◆ **Directions for this task**
Repeat the rows below word for word, from the first line through the line that contains "day-info: Sunrise: 6:12 AMSunset: 6:25", with both of these lines included.

(Stored items)
---

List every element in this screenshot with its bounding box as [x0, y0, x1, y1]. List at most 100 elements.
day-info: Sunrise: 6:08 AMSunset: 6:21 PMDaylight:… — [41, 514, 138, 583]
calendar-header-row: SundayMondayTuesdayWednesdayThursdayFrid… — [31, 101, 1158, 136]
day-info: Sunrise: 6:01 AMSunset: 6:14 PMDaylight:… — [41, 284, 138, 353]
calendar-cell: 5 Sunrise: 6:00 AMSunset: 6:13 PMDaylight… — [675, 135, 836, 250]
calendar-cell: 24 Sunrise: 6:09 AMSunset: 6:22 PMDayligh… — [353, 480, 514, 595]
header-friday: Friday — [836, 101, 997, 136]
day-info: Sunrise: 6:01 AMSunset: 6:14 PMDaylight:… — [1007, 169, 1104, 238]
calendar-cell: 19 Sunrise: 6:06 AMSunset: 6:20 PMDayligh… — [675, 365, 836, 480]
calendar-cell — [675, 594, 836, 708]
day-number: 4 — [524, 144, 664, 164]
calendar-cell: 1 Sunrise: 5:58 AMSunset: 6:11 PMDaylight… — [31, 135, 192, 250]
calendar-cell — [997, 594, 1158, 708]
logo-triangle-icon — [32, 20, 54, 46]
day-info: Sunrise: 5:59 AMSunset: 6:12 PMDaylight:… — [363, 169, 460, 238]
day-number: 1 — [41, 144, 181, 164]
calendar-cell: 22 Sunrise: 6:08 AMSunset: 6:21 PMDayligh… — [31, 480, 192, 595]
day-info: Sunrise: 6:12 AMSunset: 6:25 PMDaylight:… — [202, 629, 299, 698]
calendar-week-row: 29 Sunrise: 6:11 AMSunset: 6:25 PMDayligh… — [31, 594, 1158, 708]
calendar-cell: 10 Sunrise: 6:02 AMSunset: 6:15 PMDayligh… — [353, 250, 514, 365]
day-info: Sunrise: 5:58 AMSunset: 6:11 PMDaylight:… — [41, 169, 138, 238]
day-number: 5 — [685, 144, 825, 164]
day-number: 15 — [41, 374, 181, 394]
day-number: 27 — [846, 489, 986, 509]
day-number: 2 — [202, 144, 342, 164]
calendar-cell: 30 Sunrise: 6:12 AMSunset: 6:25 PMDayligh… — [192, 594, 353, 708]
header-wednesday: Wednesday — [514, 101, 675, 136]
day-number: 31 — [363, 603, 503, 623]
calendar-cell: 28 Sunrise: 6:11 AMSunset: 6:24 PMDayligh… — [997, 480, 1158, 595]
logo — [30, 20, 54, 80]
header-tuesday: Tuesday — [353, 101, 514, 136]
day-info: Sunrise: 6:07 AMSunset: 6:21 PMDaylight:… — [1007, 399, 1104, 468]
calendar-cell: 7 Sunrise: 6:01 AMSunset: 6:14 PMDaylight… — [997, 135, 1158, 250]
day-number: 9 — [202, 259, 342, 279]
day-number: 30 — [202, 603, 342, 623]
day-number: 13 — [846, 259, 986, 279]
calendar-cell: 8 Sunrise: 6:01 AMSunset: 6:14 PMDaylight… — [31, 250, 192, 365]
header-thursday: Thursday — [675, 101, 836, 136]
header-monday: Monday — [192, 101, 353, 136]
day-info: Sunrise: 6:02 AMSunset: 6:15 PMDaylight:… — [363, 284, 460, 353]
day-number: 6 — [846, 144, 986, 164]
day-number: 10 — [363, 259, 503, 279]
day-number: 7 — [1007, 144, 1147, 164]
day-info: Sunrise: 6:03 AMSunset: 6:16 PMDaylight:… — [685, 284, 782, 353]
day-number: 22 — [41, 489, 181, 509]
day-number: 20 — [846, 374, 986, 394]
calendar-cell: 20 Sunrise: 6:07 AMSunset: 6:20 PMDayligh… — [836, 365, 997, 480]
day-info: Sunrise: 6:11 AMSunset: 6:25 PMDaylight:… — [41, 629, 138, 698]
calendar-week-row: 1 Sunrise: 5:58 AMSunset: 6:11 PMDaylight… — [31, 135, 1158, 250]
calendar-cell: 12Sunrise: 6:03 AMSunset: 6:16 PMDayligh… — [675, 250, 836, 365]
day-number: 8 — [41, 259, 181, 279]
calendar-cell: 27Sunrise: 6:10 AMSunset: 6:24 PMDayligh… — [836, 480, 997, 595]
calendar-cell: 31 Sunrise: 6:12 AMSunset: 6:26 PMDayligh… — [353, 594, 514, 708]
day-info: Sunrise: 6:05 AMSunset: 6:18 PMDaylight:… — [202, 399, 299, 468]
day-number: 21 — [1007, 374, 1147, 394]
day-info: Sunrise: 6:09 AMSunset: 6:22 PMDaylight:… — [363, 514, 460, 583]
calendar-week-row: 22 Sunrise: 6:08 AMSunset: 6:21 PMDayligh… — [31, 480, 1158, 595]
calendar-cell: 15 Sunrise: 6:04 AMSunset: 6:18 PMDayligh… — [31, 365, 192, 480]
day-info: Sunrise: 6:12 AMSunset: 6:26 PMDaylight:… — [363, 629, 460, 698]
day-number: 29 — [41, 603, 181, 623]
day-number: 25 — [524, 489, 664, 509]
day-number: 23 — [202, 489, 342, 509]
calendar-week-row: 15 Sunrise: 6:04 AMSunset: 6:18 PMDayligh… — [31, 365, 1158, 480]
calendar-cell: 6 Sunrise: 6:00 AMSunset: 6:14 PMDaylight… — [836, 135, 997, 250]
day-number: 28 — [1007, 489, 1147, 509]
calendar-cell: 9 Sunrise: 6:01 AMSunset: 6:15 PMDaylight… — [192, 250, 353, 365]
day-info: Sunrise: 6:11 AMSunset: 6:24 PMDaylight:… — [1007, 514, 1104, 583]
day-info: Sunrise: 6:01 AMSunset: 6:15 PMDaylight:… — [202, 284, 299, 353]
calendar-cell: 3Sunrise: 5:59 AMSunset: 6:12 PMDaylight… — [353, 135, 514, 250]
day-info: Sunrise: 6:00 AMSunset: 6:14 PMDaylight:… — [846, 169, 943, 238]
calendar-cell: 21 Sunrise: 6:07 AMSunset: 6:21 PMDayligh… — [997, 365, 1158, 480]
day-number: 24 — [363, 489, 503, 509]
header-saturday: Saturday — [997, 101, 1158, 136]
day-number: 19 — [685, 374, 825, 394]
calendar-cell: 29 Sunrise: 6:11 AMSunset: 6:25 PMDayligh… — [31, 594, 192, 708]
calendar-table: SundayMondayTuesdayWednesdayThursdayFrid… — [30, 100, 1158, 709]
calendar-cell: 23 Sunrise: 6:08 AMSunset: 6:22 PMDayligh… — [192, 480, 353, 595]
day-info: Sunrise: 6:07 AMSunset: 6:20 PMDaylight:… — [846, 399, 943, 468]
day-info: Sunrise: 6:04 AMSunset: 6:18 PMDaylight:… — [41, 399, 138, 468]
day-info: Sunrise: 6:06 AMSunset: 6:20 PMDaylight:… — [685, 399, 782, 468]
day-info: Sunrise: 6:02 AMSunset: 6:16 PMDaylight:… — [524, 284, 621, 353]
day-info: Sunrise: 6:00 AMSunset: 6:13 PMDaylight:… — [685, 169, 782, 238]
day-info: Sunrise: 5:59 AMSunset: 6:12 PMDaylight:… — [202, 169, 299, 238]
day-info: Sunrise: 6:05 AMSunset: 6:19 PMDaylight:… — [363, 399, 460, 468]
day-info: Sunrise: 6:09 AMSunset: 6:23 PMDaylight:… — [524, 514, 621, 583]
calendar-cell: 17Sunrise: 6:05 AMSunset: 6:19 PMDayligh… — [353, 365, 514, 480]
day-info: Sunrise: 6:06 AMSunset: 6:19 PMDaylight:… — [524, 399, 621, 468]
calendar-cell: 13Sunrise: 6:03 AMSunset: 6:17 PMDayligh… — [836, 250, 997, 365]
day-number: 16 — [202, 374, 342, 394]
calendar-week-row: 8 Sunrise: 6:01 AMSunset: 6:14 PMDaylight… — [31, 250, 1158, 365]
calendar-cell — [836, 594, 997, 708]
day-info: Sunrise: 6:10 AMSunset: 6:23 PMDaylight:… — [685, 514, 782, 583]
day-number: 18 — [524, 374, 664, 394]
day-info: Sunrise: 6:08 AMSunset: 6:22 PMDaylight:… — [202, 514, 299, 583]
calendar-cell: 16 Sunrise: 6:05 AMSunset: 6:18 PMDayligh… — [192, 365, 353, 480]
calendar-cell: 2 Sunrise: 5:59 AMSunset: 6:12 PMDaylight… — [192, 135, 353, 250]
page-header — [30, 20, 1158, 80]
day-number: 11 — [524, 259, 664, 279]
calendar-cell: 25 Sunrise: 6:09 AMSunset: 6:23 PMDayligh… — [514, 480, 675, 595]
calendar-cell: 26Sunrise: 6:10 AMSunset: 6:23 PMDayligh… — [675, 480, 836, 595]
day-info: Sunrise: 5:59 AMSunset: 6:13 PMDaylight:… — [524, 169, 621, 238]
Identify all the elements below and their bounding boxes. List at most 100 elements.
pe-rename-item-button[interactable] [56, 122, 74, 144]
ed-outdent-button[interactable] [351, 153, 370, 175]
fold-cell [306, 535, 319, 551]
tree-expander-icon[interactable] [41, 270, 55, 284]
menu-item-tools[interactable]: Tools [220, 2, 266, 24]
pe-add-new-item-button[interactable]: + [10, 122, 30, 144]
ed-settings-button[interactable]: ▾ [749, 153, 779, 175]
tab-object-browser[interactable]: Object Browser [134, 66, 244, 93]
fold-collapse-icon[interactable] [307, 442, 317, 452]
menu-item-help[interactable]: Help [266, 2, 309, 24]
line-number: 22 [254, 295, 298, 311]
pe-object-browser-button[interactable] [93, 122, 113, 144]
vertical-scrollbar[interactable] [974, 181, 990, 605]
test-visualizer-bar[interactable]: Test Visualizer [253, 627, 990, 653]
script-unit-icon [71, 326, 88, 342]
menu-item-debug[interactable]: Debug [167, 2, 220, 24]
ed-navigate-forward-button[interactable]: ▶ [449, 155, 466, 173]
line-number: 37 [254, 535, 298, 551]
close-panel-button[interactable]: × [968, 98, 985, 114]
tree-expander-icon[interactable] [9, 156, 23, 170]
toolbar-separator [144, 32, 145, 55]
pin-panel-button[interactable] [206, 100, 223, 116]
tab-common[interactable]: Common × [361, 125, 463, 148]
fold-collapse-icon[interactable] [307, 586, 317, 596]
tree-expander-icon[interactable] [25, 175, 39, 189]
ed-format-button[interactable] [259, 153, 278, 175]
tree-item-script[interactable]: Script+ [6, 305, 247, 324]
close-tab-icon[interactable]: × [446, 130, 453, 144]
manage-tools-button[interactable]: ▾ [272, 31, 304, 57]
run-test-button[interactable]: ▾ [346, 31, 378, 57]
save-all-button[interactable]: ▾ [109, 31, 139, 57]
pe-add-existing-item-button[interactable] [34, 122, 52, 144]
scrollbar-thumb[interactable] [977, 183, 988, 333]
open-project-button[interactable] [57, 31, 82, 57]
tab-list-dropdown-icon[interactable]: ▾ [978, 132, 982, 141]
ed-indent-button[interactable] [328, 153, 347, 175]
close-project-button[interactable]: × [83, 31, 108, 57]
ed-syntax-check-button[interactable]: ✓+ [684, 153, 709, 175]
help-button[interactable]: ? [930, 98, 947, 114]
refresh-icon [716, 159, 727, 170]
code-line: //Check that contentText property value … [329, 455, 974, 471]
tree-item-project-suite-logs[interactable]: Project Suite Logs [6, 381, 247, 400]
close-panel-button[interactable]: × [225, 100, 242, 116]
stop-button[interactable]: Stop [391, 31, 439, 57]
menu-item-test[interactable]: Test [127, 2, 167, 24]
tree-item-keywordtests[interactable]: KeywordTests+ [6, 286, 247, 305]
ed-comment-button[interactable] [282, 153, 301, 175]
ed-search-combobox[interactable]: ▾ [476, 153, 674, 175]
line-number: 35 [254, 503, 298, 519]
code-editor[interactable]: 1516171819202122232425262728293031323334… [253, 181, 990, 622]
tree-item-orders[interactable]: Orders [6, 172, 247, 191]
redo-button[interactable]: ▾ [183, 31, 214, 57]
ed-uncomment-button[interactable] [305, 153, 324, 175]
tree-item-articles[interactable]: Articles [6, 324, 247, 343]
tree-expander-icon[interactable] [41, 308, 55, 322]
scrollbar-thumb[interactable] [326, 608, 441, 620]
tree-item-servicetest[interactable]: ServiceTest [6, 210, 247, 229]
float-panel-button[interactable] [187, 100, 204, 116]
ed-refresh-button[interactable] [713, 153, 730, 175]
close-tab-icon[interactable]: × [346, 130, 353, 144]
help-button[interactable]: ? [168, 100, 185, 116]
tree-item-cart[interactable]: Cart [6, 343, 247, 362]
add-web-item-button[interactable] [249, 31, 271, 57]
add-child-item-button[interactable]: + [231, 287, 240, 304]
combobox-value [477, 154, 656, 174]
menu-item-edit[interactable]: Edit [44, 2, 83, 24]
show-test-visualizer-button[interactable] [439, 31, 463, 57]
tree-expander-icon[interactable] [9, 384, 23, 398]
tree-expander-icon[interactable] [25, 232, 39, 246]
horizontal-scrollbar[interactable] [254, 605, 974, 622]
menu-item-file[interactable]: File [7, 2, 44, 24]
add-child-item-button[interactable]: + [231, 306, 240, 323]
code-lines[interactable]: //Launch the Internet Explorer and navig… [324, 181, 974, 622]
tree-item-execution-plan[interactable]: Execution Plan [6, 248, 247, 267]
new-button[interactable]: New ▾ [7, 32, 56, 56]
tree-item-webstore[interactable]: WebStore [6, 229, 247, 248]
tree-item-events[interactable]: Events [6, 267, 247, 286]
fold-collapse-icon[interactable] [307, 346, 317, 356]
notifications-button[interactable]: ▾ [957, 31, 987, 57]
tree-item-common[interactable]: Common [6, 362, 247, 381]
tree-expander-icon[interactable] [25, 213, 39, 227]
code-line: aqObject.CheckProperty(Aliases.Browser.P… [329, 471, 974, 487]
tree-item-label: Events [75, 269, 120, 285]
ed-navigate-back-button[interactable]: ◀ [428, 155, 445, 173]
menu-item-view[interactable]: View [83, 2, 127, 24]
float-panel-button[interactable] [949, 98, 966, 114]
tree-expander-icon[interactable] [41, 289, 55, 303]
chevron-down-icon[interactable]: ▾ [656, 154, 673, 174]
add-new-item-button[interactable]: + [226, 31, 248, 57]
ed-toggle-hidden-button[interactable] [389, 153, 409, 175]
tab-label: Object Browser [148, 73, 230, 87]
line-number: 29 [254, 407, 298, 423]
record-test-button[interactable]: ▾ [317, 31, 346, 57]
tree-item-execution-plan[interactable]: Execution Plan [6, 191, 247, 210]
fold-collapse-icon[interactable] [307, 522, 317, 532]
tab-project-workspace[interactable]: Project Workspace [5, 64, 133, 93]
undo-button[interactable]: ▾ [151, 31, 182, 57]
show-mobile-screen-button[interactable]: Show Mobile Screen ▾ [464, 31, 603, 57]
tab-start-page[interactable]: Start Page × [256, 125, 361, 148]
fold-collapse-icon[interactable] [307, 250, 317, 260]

---

◆ **Correct output**
List every element in this screenshot with its bounding box as [x0, y0, x1, y1]. List at most 100 elements.
day-info: Sunrise: 6:08 AMSunset: 6:21 PMDaylight:… — [41, 514, 138, 583]
calendar-header-row: SundayMondayTuesdayWednesdayThursdayFrid… — [31, 101, 1158, 136]
day-info: Sunrise: 6:01 AMSunset: 6:14 PMDaylight:… — [41, 284, 138, 353]
calendar-cell: 5 Sunrise: 6:00 AMSunset: 6:13 PMDaylight… — [675, 135, 836, 250]
calendar-cell: 24 Sunrise: 6:09 AMSunset: 6:22 PMDayligh… — [353, 480, 514, 595]
header-friday: Friday — [836, 101, 997, 136]
day-info: Sunrise: 6:01 AMSunset: 6:14 PMDaylight:… — [1007, 169, 1104, 238]
calendar-cell: 19 Sunrise: 6:06 AMSunset: 6:20 PMDayligh… — [675, 365, 836, 480]
calendar-cell — [675, 594, 836, 708]
day-number: 4 — [524, 144, 664, 164]
calendar-cell: 1 Sunrise: 5:58 AMSunset: 6:11 PMDaylight… — [31, 135, 192, 250]
calendar-cell — [997, 594, 1158, 708]
logo-triangle-icon — [32, 20, 54, 46]
day-info: Sunrise: 5:59 AMSunset: 6:12 PMDaylight:… — [363, 169, 460, 238]
day-number: 1 — [41, 144, 181, 164]
calendar-cell: 22 Sunrise: 6:08 AMSunset: 6:21 PMDayligh… — [31, 480, 192, 595]
day-info: Sunrise: 6:12 AMSunset: 6:25 PMDaylight:… — [202, 629, 299, 698]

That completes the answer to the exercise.